Putting Together a Useful Project Plan for ITIL Configuration Management

The core of the IT Infrastructure Library (ITIL) is configuration management. This book chapter explains how to manage the project for achieving those goals.

Thus far we've looked at parts of an overall configuration management project. We've seen how to gather and analyze requirements, how to document the scope, granularity, and span of your Configuration Management Database (CMDB), how to customize the configuration management process, and what you need to understand to plan for data population. But thus far we haven't actually done anything. Now it is time to put all of this knowledge together into that most tangible of documents—a project plan.

Excerpted from Implementing ITIL Configuration Management by Larry Klosterboer Published by IBM Press ISBN-10: 0-13-242593-9 ISBN-13: 978-0-13-242593-3

Never get fooled into thinking a project plan is the same as a project schedule. The specific tasks, resources, and dates that make up a schedule are only a small part of a complete project plan. Each organization has slightly different requirements, but normally the overall plan is comprised of a communications plan, some sort of plan for supporting the system, and some kind of budget. You also want to document the outstanding issues that you know the team will face, and create a way to describe the architecture or design of the service you're planning. Although this isn't a book about project planning, this chapter at least examines the typical deliverables that make up a complete project plan and gives you some perspective on how these can be critical to a successful configuration management deployment. Expert project managers should still find enough content here to help hone the configuration management project plan.

Figure 6.1: The project plan brings all the elements of planning together and adds important plan documents.

In general, project planning should be about synthesizing the information from Chapters 2 through 5. We begin by reexamining scope, requirements, process, and data population from a project planning perspective. In the second part of the chapter, we pull together the other deliverables needed for a full plan. Figure 6.1 shows a visual outline of the chapter.

◆ Instructions ◆
A) In the project planning excerpt, begin at the words that have "In general, project" and stop after "of the chapter.", switching "data population" to "data loading".
B) Name the areas that the project planning excerpt says are reexamined from a project planning perspective.

◆ Data shown ◆
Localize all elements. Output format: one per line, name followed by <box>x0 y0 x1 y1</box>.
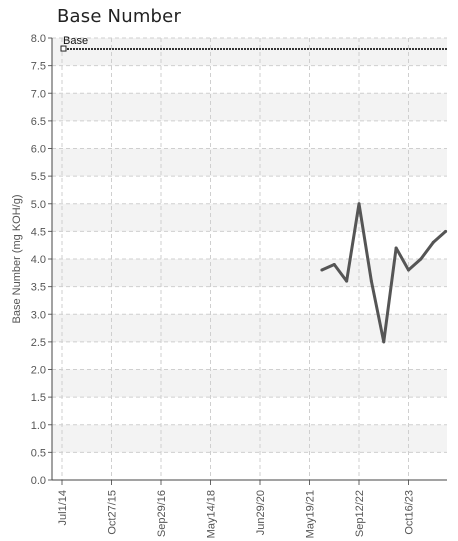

◆ Response list ◆
A)
In general, project planning should be about synthesizing the information from Chapters 2 through 5. We begin by reexamining scope, requirements, process, and data loading from a project planning perspective. In the second part of the chapter, we pull together the other deliverables needed for a full plan. Figure 6.1 shows a visual outline of the chapter.

B) Scope, requirements, process, data population